"""

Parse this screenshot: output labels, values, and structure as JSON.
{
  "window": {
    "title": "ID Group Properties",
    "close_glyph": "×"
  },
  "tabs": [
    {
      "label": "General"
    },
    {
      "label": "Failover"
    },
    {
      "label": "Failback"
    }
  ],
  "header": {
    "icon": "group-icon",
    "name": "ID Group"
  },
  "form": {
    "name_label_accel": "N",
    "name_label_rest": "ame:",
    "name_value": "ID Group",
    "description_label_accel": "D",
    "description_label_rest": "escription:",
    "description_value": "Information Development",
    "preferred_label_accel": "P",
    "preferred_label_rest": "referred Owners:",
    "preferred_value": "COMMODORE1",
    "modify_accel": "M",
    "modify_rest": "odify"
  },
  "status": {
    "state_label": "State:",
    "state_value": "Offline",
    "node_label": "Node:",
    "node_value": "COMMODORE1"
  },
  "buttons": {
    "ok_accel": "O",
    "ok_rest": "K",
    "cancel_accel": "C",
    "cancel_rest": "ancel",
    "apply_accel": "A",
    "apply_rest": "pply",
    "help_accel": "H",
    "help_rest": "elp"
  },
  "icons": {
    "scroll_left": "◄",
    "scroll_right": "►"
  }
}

"""

DIRECTION – Repeat all of the entries exactly.

SOLUTION TO THIS PROBLEM –
Parse this screenshot: output labels, values, and structure as JSON.
{
  "window": {
    "title": "ID Group Properties",
    "close_glyph": "×"
  },
  "tabs": [
    {
      "label": "General"
    },
    {
      "label": "Failover"
    },
    {
      "label": "Failback"
    }
  ],
  "header": {
    "icon": "group-icon",
    "name": "ID Group"
  },
  "form": {
    "name_label_accel": "N",
    "name_label_rest": "ame:",
    "name_value": "ID Group",
    "description_label_accel": "D",
    "description_label_rest": "escription:",
    "description_value": "Information Development",
    "preferred_label_accel": "P",
    "preferred_label_rest": "referred Owners:",
    "preferred_value": "COMMODORE1",
    "modify_accel": "M",
    "modify_rest": "odify"
  },
  "status": {
    "state_label": "State:",
    "state_value": "Offline",
    "node_label": "Node:",
    "node_value": "COMMODORE1"
  },
  "buttons": {
    "ok_accel": "O",
    "ok_rest": "K",
    "cancel_accel": "C",
    "cancel_rest": "ancel",
    "apply_accel": "A",
    "apply_rest": "pply",
    "help_accel": "H",
    "help_rest": "elp"
  },
  "icons": {
    "scroll_left": "◄",
    "scroll_right": "►"
  }
}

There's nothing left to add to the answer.